Record excerpts:
Begin

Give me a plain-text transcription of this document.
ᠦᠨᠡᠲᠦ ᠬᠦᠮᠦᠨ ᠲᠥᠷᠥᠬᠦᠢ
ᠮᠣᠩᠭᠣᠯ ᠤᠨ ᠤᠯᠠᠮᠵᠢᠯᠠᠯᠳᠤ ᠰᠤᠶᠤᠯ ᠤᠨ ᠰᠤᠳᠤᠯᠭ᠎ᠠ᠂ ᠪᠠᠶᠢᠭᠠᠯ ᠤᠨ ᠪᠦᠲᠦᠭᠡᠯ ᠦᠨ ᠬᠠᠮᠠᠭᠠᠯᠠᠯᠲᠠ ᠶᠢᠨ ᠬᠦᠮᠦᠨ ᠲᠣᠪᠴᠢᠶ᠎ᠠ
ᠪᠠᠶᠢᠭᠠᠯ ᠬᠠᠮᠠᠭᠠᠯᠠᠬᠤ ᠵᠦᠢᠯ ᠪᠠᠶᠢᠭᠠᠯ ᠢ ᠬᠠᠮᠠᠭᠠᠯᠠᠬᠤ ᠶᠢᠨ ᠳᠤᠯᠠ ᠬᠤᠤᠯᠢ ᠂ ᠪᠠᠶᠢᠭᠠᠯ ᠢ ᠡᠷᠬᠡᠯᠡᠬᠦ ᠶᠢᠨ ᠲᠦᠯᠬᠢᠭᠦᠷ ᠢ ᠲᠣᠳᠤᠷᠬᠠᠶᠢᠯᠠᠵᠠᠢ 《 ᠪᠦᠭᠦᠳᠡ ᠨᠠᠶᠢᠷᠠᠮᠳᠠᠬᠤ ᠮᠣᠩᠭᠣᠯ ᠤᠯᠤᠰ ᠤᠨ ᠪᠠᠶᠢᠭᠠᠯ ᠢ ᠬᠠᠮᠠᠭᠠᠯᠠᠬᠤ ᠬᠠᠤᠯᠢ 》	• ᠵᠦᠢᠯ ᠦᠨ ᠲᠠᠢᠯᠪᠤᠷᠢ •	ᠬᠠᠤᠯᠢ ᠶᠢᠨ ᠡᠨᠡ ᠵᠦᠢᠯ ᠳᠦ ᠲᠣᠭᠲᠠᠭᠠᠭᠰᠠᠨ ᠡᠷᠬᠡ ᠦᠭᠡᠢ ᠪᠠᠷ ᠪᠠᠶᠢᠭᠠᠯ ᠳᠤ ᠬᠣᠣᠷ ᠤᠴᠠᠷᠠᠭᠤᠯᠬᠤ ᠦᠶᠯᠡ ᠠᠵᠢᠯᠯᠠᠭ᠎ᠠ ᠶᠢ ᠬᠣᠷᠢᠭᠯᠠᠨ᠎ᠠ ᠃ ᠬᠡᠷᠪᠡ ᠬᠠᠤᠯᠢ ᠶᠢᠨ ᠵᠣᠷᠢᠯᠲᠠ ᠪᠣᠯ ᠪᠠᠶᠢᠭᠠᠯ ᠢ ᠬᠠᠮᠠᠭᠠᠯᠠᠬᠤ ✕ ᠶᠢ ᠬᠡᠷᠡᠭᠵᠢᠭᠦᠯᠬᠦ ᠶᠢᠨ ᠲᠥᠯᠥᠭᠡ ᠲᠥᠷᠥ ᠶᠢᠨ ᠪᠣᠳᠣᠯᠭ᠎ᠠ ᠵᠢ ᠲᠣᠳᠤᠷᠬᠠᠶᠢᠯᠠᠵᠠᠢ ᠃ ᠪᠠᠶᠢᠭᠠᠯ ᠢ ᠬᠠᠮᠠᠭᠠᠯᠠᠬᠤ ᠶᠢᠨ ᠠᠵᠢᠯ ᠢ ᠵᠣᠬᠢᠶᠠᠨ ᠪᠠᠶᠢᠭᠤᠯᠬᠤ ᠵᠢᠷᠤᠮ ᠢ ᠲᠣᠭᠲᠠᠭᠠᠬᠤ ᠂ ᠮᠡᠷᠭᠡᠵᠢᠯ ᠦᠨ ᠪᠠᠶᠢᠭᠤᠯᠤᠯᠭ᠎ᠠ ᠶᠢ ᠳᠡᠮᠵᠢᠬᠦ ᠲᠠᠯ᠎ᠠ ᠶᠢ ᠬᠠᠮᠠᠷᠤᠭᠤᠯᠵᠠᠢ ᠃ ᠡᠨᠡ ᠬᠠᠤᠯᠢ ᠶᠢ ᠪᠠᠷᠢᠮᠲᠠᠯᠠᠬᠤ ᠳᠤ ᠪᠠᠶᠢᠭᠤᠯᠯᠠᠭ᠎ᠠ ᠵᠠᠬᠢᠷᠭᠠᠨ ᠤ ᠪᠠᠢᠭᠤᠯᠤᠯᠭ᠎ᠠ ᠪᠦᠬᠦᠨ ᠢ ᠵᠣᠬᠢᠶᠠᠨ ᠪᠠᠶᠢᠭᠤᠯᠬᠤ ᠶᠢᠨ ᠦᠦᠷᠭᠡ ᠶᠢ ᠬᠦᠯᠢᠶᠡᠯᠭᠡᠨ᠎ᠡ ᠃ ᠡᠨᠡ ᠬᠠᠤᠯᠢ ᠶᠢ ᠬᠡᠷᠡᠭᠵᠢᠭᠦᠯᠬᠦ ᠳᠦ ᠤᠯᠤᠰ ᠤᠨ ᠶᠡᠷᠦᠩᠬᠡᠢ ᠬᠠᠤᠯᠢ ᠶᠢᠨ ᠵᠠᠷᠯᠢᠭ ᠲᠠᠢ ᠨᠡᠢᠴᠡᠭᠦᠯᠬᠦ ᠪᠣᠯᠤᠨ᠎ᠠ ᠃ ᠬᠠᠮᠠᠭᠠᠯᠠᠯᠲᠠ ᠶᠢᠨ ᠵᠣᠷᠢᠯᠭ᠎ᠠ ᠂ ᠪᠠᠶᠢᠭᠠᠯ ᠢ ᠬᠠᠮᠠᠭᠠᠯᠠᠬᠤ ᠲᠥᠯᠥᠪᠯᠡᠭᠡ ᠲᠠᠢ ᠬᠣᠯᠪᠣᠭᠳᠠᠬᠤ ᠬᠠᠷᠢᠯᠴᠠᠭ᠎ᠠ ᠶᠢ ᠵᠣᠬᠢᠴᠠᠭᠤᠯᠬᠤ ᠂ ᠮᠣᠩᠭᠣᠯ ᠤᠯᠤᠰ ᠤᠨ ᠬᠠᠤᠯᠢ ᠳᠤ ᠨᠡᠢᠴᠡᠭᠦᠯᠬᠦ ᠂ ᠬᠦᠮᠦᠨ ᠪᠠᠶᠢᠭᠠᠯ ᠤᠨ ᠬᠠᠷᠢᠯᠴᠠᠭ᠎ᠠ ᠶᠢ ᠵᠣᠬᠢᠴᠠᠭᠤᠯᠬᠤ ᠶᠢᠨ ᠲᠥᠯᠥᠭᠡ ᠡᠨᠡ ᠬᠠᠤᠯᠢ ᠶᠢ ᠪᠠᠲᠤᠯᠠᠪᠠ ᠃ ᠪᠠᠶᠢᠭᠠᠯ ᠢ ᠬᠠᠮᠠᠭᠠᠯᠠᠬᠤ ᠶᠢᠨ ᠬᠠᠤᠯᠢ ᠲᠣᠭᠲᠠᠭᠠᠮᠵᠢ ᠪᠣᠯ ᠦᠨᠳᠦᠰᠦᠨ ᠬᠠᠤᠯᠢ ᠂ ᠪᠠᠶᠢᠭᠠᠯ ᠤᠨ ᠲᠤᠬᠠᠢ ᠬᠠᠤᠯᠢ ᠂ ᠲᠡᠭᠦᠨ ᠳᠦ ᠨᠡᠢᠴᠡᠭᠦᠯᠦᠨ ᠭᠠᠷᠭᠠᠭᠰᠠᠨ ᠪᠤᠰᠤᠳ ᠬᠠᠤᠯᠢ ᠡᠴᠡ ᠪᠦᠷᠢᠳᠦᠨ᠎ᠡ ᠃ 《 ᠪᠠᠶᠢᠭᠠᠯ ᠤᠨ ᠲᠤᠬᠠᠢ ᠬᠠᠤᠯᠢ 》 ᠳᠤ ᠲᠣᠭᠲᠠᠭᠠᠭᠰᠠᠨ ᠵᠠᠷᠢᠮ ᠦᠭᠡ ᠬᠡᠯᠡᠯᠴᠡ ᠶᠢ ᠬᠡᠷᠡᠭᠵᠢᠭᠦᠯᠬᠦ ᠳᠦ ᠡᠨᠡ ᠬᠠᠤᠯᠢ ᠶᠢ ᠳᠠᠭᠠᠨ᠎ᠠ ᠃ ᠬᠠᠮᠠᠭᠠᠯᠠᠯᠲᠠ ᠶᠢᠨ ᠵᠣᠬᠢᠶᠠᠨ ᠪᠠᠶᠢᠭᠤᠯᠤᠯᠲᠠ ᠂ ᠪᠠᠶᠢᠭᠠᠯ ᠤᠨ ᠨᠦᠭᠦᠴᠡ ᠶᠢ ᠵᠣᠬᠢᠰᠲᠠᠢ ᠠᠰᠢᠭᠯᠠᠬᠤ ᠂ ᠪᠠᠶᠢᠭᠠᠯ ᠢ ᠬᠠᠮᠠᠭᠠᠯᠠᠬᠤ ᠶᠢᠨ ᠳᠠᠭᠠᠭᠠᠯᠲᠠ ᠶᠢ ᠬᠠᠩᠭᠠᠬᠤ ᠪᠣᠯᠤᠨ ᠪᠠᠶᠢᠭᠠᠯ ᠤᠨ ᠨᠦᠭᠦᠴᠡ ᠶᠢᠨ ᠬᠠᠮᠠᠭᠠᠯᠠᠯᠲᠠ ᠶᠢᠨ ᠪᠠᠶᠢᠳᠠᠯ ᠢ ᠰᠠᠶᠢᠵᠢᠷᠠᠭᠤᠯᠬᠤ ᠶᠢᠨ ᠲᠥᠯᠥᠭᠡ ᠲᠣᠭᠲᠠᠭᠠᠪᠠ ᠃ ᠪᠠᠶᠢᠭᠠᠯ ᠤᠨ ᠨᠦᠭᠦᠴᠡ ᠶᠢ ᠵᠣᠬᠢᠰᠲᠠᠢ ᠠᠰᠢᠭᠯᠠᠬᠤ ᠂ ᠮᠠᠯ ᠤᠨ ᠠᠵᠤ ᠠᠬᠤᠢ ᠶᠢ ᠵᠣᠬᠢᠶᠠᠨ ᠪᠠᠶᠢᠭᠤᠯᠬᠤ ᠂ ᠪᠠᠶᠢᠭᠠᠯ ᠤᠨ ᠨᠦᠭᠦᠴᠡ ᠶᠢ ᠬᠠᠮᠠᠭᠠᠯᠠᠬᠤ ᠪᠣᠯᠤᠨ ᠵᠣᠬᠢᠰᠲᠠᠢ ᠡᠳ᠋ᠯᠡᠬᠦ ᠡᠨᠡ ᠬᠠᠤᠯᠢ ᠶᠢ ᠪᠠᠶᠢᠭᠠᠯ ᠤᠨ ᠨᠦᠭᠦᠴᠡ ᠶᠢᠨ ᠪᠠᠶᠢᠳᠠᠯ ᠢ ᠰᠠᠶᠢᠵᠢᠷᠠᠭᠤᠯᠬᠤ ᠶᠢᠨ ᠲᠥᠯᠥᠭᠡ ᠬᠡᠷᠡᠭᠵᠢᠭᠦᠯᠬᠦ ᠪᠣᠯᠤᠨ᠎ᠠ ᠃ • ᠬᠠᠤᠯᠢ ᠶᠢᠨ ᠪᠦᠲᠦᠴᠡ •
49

End

Task statement:
Select, from the listing, all lines that include the word "ᠮᠣᠩᠭᠣᠯ".

Solution for this problem:
ᠮᠣᠩᠭᠣᠯ ᠤᠨ ᠤᠯᠠᠮᠵᠢᠯᠠᠯᠳᠤ ᠰᠤᠶᠤᠯ ᠤᠨ ᠰᠤᠳᠤᠯᠭ᠎ᠠ᠂ ᠪᠠᠶᠢᠭᠠᠯ ᠤᠨ ᠪᠦᠲᠦᠭᠡᠯ ᠦᠨ ᠬᠠᠮᠠᠭᠠᠯᠠᠯᠲᠠ ᠶᠢᠨ ᠬᠦᠮᠦᠨ ᠲᠣᠪᠴᠢᠶ᠎ᠠ
ᠪᠠᠶᠢᠭᠠᠯ ᠬᠠᠮᠠᠭᠠᠯᠠᠬᠤ ᠵᠦᠢᠯ ᠪᠠᠶᠢᠭᠠᠯ ᠢ ᠬᠠᠮᠠᠭᠠᠯᠠᠬᠤ ᠶᠢᠨ ᠳᠤᠯᠠ ᠬᠤᠤᠯᠢ ᠂ ᠪᠠᠶᠢᠭᠠᠯ ᠢ ᠡᠷᠬᠡᠯᠡᠬᠦ ᠶᠢᠨ ᠲᠦᠯᠬᠢᠭᠦᠷ ᠢ ᠲᠣᠳᠤᠷᠬᠠᠶᠢᠯᠠᠵᠠᠢ 《 ᠪᠦᠭᠦᠳᠡ ᠨᠠᠶᠢᠷᠠᠮᠳᠠᠬᠤ ᠮᠣᠩᠭᠣᠯ ᠤᠯᠤᠰ ᠤᠨ ᠪᠠᠶᠢᠭᠠᠯ ᠢ ᠬᠠᠮᠠᠭᠠᠯᠠᠬᠤ ᠬᠠᠤᠯᠢ 》	• ᠵᠦᠢᠯ ᠦᠨ ᠲᠠᠢᠯᠪᠤᠷᠢ •	ᠬᠠᠤᠯᠢ ᠶᠢᠨ ᠡᠨᠡ ᠵᠦᠢᠯ ᠳᠦ ᠲᠣᠭᠲᠠᠭᠠᠭᠰᠠᠨ ᠡᠷᠬᠡ ᠦᠭᠡᠢ ᠪᠠᠷ ᠪᠠᠶᠢᠭᠠᠯ ᠳᠤ ᠬᠣᠣᠷ ᠤᠴᠠᠷᠠᠭᠤᠯᠬᠤ ᠦᠶᠯᠡ ᠠᠵᠢᠯᠯᠠᠭ᠎ᠠ ᠶᠢ ᠬᠣᠷᠢᠭᠯᠠᠨ᠎ᠠ ᠃ ᠬᠡᠷᠪᠡ ᠬᠠᠤᠯᠢ ᠶᠢᠨ ᠵᠣᠷᠢᠯᠲᠠ ᠪᠣᠯ ᠪᠠᠶᠢᠭᠠᠯ ᠢ ᠬᠠᠮᠠᠭᠠᠯᠠᠬᠤ ✕ ᠶᠢ ᠬᠡᠷᠡᠭᠵᠢᠭᠦᠯᠬᠦ ᠶᠢᠨ ᠲᠥᠯᠥᠭᠡ ᠲᠥᠷᠥ ᠶᠢᠨ ᠪᠣᠳᠣᠯᠭ᠎ᠠ ᠵᠢ ᠲᠣᠳᠤᠷᠬᠠᠶᠢᠯᠠᠵᠠᠢ ᠃ ᠪᠠᠶᠢᠭᠠᠯ ᠢ ᠬᠠᠮᠠᠭᠠᠯᠠᠬᠤ ᠶᠢᠨ ᠠᠵᠢᠯ ᠢ ᠵᠣᠬᠢᠶᠠᠨ ᠪᠠᠶᠢᠭᠤᠯᠬᠤ ᠵᠢᠷᠤᠮ ᠢ ᠲᠣᠭᠲᠠᠭᠠᠬᠤ ᠂ ᠮᠡᠷᠭᠡᠵᠢᠯ ᠦᠨ ᠪᠠᠶᠢᠭᠤᠯᠤᠯᠭ᠎ᠠ ᠶᠢ ᠳᠡᠮᠵᠢᠬᠦ ᠲᠠᠯ᠎ᠠ ᠶᠢ ᠬᠠᠮᠠᠷᠤᠭᠤᠯᠵᠠᠢ ᠃ ᠡᠨᠡ ᠬᠠᠤᠯᠢ ᠶᠢ ᠪᠠᠷᠢᠮᠲᠠᠯᠠᠬᠤ ᠳᠤ ᠪᠠᠶᠢᠭᠤᠯᠯᠠᠭ᠎ᠠ ᠵᠠᠬᠢᠷᠭᠠᠨ ᠤ ᠪᠠᠢᠭᠤᠯᠤᠯᠭ᠎ᠠ ᠪᠦᠬᠦᠨ ᠢ ᠵᠣᠬᠢᠶᠠᠨ ᠪᠠᠶᠢᠭᠤᠯᠬᠤ ᠶᠢᠨ ᠦᠦᠷᠭᠡ ᠶᠢ ᠬᠦᠯᠢᠶᠡᠯᠭᠡᠨ᠎ᠡ ᠃ ᠡᠨᠡ ᠬᠠᠤᠯᠢ ᠶᠢ ᠬᠡᠷᠡᠭᠵᠢᠭᠦᠯᠬᠦ ᠳᠦ ᠤᠯᠤᠰ ᠤᠨ ᠶᠡᠷᠦᠩᠬᠡᠢ ᠬᠠᠤᠯᠢ ᠶᠢᠨ ᠵᠠᠷᠯᠢᠭ ᠲᠠᠢ ᠨᠡᠢᠴᠡᠭᠦᠯᠬᠦ ᠪᠣᠯᠤᠨ᠎ᠠ ᠃ ᠬᠠᠮᠠᠭᠠᠯᠠᠯᠲᠠ ᠶᠢᠨ ᠵᠣᠷᠢᠯᠭ᠎ᠠ ᠂ ᠪᠠᠶᠢᠭᠠᠯ ᠢ ᠬᠠᠮᠠᠭᠠᠯᠠᠬᠤ ᠲᠥᠯᠥᠪᠯᠡᠭᠡ ᠲᠠᠢ ᠬᠣᠯᠪᠣᠭᠳᠠᠬᠤ ᠬᠠᠷᠢᠯᠴᠠᠭ᠎ᠠ ᠶᠢ ᠵᠣᠬᠢᠴᠠᠭᠤᠯᠬᠤ ᠂ ᠮᠣᠩᠭᠣᠯ ᠤᠯᠤᠰ ᠤᠨ ᠬᠠᠤᠯᠢ ᠳᠤ ᠨᠡᠢᠴᠡᠭᠦᠯᠬᠦ ᠂ ᠬᠦᠮᠦᠨ ᠪᠠᠶᠢᠭᠠᠯ ᠤᠨ ᠬᠠᠷᠢᠯᠴᠠᠭ᠎ᠠ ᠶᠢ ᠵᠣᠬᠢᠴᠠᠭᠤᠯᠬᠤ ᠶᠢᠨ ᠲᠥᠯᠥᠭᠡ ᠡᠨᠡ ᠬᠠᠤᠯᠢ ᠶᠢ ᠪᠠᠲᠤᠯᠠᠪᠠ ᠃ ᠪᠠᠶᠢᠭᠠᠯ ᠢ ᠬᠠᠮᠠᠭᠠᠯᠠᠬᠤ ᠶᠢᠨ ᠬᠠᠤᠯᠢ ᠲᠣᠭᠲᠠᠭᠠᠮᠵᠢ ᠪᠣᠯ ᠦᠨᠳᠦᠰᠦᠨ ᠬᠠᠤᠯᠢ ᠂ ᠪᠠᠶᠢᠭᠠᠯ ᠤᠨ ᠲᠤᠬᠠᠢ ᠬᠠᠤᠯᠢ ᠂ ᠲᠡᠭᠦᠨ ᠳᠦ ᠨᠡᠢᠴᠡᠭᠦᠯᠦᠨ ᠭᠠᠷᠭᠠᠭᠰᠠᠨ ᠪᠤᠰᠤᠳ ᠬᠠᠤᠯᠢ ᠡᠴᠡ ᠪᠦᠷᠢᠳᠦᠨ᠎ᠡ ᠃ 《 ᠪᠠᠶᠢᠭᠠᠯ ᠤᠨ ᠲᠤᠬᠠᠢ ᠬᠠᠤᠯᠢ 》 ᠳᠤ ᠲᠣᠭᠲᠠᠭᠠᠭᠰᠠᠨ ᠵᠠᠷᠢᠮ ᠦᠭᠡ ᠬᠡᠯᠡᠯᠴᠡ ᠶᠢ ᠬᠡᠷᠡᠭᠵᠢᠭᠦᠯᠬᠦ ᠳᠦ ᠡᠨᠡ ᠬᠠᠤᠯᠢ ᠶᠢ ᠳᠠᠭᠠᠨ᠎ᠠ ᠃ ᠬᠠᠮᠠᠭᠠᠯᠠᠯᠲᠠ ᠶᠢᠨ ᠵᠣᠬᠢᠶᠠᠨ ᠪᠠᠶᠢᠭᠤᠯᠤᠯᠲᠠ ᠂ ᠪᠠᠶᠢᠭᠠᠯ ᠤᠨ ᠨᠦᠭᠦᠴᠡ ᠶᠢ ᠵᠣᠬᠢᠰᠲᠠᠢ ᠠᠰᠢᠭᠯᠠᠬᠤ ᠂ ᠪᠠᠶᠢᠭᠠᠯ ᠢ ᠬᠠᠮᠠᠭᠠᠯᠠᠬᠤ ᠶᠢᠨ ᠳᠠᠭᠠᠭᠠᠯᠲᠠ ᠶᠢ ᠬᠠᠩᠭᠠᠬᠤ ᠪᠣᠯᠤᠨ ᠪᠠᠶᠢᠭᠠᠯ ᠤᠨ ᠨᠦᠭᠦᠴᠡ ᠶᠢᠨ ᠬᠠᠮᠠᠭᠠᠯᠠᠯᠲᠠ ᠶᠢᠨ ᠪᠠᠶᠢᠳᠠᠯ ᠢ ᠰᠠᠶᠢᠵᠢᠷᠠᠭᠤᠯᠬᠤ ᠶᠢᠨ ᠲᠥᠯᠥᠭᠡ ᠲᠣᠭᠲᠠᠭᠠᠪᠠ ᠃ ᠪᠠᠶᠢᠭᠠᠯ ᠤᠨ ᠨᠦᠭᠦᠴᠡ ᠶᠢ ᠵᠣᠬᠢᠰᠲᠠᠢ ᠠᠰᠢᠭᠯᠠᠬᠤ ᠂ ᠮᠠᠯ ᠤᠨ ᠠᠵᠤ ᠠᠬᠤᠢ ᠶᠢ ᠵᠣᠬᠢᠶᠠᠨ ᠪᠠᠶᠢᠭᠤᠯᠬᠤ ᠂ ᠪᠠᠶᠢᠭᠠᠯ ᠤᠨ ᠨᠦᠭᠦᠴᠡ ᠶᠢ ᠬᠠᠮᠠᠭᠠᠯᠠᠬᠤ ᠪᠣᠯᠤᠨ ᠵᠣᠬᠢᠰᠲᠠᠢ ᠡᠳ᠋ᠯᠡᠬᠦ ᠡᠨᠡ ᠬᠠᠤᠯᠢ ᠶᠢ ᠪᠠᠶᠢᠭᠠᠯ ᠤᠨ ᠨᠦᠭᠦᠴᠡ ᠶᠢᠨ ᠪᠠᠶᠢᠳᠠᠯ ᠢ ᠰᠠᠶᠢᠵᠢᠷᠠᠭᠤᠯᠬᠤ ᠶᠢᠨ ᠲᠥᠯᠥᠭᠡ ᠬᠡᠷᠡᠭᠵᠢᠭᠦᠯᠬᠦ ᠪᠣᠯᠤᠨ᠎ᠠ ᠃ • ᠬᠠᠤᠯᠢ ᠶᠢᠨ ᠪᠦᠲᠦᠴᠡ •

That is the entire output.